*EXERCISE AIM:* Nothing in the data should change when you return it, but leave the pictures out.
Start of EXTRACTED MATERIAL
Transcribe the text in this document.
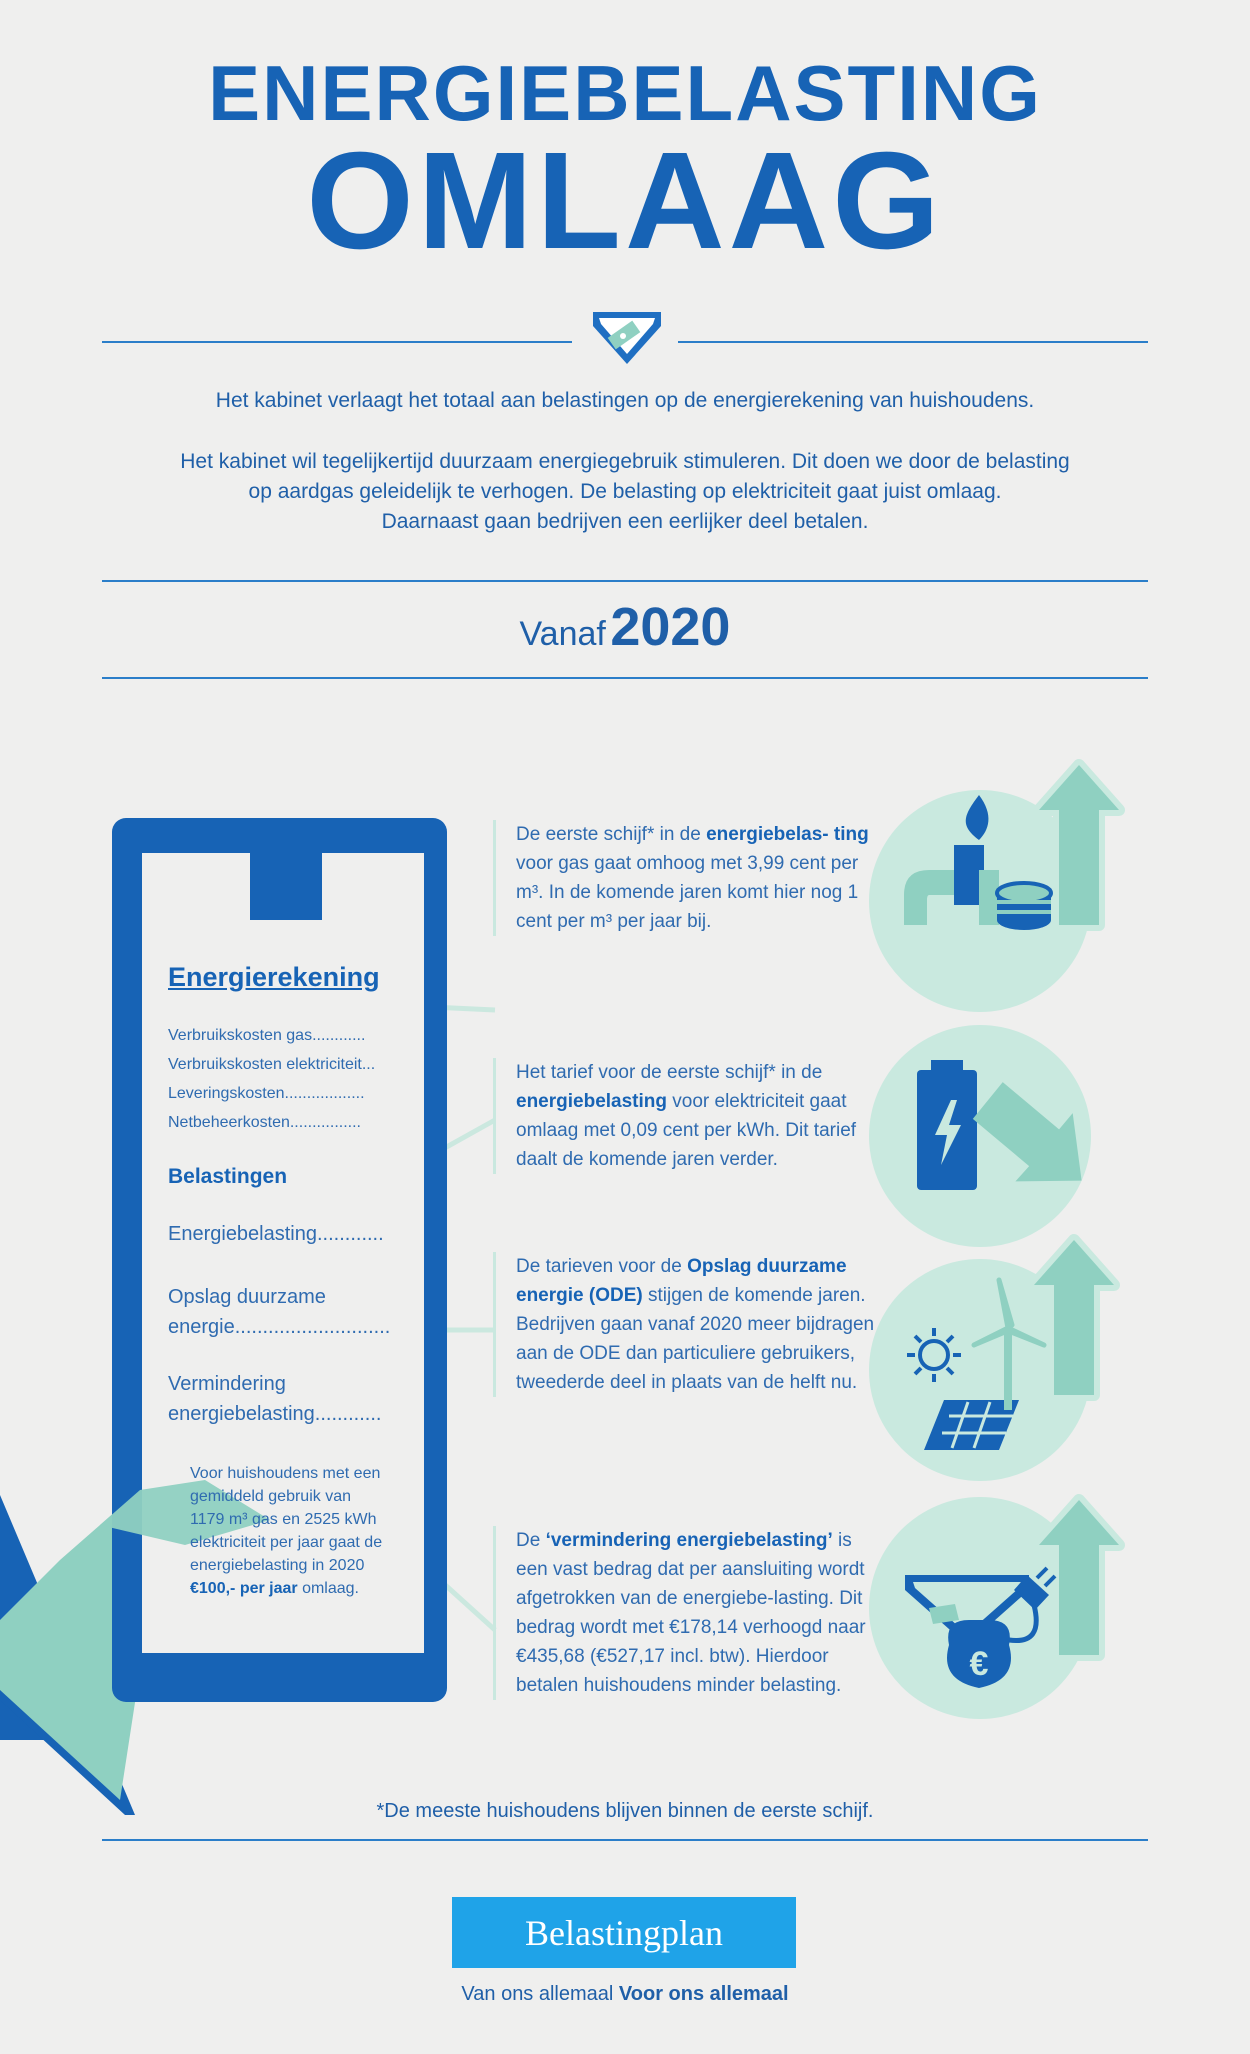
ENERGIEBELASTING
OMLAAG
Het kabinet verlaagt het totaal aan belastingen op de energierekening van huishoudens.
Het kabinet wil tegelijkertijd duurzaam energiegebruik stimuleren. Dit doen we door de belasting
op aardgas geleidelijk te verhogen. De belasting op elektriciteit gaat juist omlaag.
Daarnaast gaan bedrijven een eerlijker deel betalen.
Vanaf 2020
Energierekening
Verbruikskosten gas............
Verbruikskosten elektriciteit...
Leveringskosten..................
Netbeheerkosten................
Belastingen
Energiebelasting............
Opslag duurzame
energie............................
Vermindering
energiebelasting............
Voor huishoudens met een
gemiddeld gebruik van
1179 m³ gas en 2525 kWh
elektriciteit per jaar gaat de
energiebelasting in 2020
€100,- per jaar omlaag.
De eerste schijf* in de energiebelas- ting voor gas gaat omhoog met 3,99 cent per m³. In de komende jaren komt hier nog 1 cent per m³ per jaar bij.
Het tarief voor de eerste schijf* in de energiebelasting voor elektriciteit gaat omlaag met 0,09 cent per kWh. Dit tarief daalt de komende jaren verder.
De tarieven voor de Opslag duurzame energie (ODE) stijgen de komende jaren. Bedrijven gaan vanaf 2020 meer bijdragen aan de ODE dan particuliere gebruikers, tweederde deel in plaats van de helft nu.
De ‘vermindering energiebelasting’ is een vast bedrag dat per aansluiting wordt afgetrokken van de energiebe-lasting. Dit bedrag wordt met €178,14 verhoogd naar €435,68 (€527,17 incl. btw). Hierdoor betalen huishoudens minder belasting.
€
*De meeste huishoudens blijven binnen de eerste schijf.
Belastingplan
Van ons allemaal Voor ons allemaal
End of EXTRACTED MATERIAL
*ANSWER TO THIS PROBLEM:*
Transcribe the text in this document.
ENERGIEBELASTING
OMLAAG
Het kabinet verlaagt het totaal aan belastingen op de energierekening van huishoudens.
Het kabinet wil tegelijkertijd duurzaam energiegebruik stimuleren. Dit doen we door de belasting
op aardgas geleidelijk te verhogen. De belasting op elektriciteit gaat juist omlaag.
Daarnaast gaan bedrijven een eerlijker deel betalen.
Vanaf 2020
Energierekening
Verbruikskosten gas............
Verbruikskosten elektriciteit...
Leveringskosten..................
Netbeheerkosten................
Belastingen
Energiebelasting............
Opslag duurzame
energie............................
Vermindering
energiebelasting............
Voor huishoudens met een
gemiddeld gebruik van
1179 m³ gas en 2525 kWh
elektriciteit per jaar gaat de
energiebelasting in 2020
€100,- per jaar omlaag.
De eerste schijf* in de energiebelas- ting voor gas gaat omhoog met 3,99 cent per m³. In de komende jaren komt hier nog 1 cent per m³ per jaar bij.
Het tarief voor de eerste schijf* in de energiebelasting voor elektriciteit gaat omlaag met 0,09 cent per kWh. Dit tarief daalt de komende jaren verder.
De tarieven voor de Opslag duurzame energie (ODE) stijgen de komende jaren. Bedrijven gaan vanaf 2020 meer bijdragen aan de ODE dan particuliere gebruikers, tweederde deel in plaats van de helft nu.
De ‘vermindering energiebelasting’ is een vast bedrag dat per aansluiting wordt afgetrokken van de energiebe-lasting. Dit bedrag wordt met €178,14 verhoogd naar €435,68 (€527,17 incl. btw). Hierdoor betalen huishoudens minder belasting.
€
*De meeste huishoudens blijven binnen de eerste schijf.
Belastingplan
Van ons allemaal Voor ons allemaal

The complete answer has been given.